*JOB*: Every line of the material below should be repeated exactly.

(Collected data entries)
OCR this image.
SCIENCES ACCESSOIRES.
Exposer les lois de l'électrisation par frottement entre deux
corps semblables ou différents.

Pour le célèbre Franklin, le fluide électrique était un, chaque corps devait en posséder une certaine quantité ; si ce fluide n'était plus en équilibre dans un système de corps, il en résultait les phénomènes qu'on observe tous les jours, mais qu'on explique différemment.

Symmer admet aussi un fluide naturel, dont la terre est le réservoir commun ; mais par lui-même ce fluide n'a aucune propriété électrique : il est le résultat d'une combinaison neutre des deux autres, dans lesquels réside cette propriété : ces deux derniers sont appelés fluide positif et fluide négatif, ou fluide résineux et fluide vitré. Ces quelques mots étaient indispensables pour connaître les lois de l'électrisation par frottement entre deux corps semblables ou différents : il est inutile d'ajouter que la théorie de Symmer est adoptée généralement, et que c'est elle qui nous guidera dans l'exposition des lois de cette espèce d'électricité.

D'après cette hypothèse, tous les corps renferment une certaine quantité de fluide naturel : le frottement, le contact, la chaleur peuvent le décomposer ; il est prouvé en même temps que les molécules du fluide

*WRITTEN ANSWER*:
OCR this image.
SCIENCES ACCESSOIRES.
Exposer les lois de l'électrisation par frottement entre deux
corps semblables ou différents.

Pour le célèbre Franklin, le fluide électrique était un, chaque corps devait en posséder une certaine quantité ; si ce fluide n'était plus en équilibre dans un système de corps, il en résultait les phénomènes qu'on observe tous les jours, mais qu'on explique différemment.

Symmer admet aussi un fluide naturel, dont la terre est le réservoir commun ; mais par lui-même ce fluide n'a aucune propriété électrique : il est le résultat d'une combinaison neutre des deux autres, dans lesquels réside cette propriété : ces deux derniers sont appelés fluide positif et fluide négatif, ou fluide résineux et fluide vitré. Ces quelques mots étaient indispensables pour connaître les lois de l'électrisation par frottement entre deux corps semblables ou différents : il est inutile d'ajouter que la théorie de Symmer est adoptée généralement, et que c'est elle qui nous guidera dans l'exposition des lois de cette espèce d'électricité.

D'après cette hypothèse, tous les corps renferment une certaine quantité de fluide naturel : le frottement, le contact, la chaleur peuvent le décomposer ; il est prouvé en même temps que les molécules du fluide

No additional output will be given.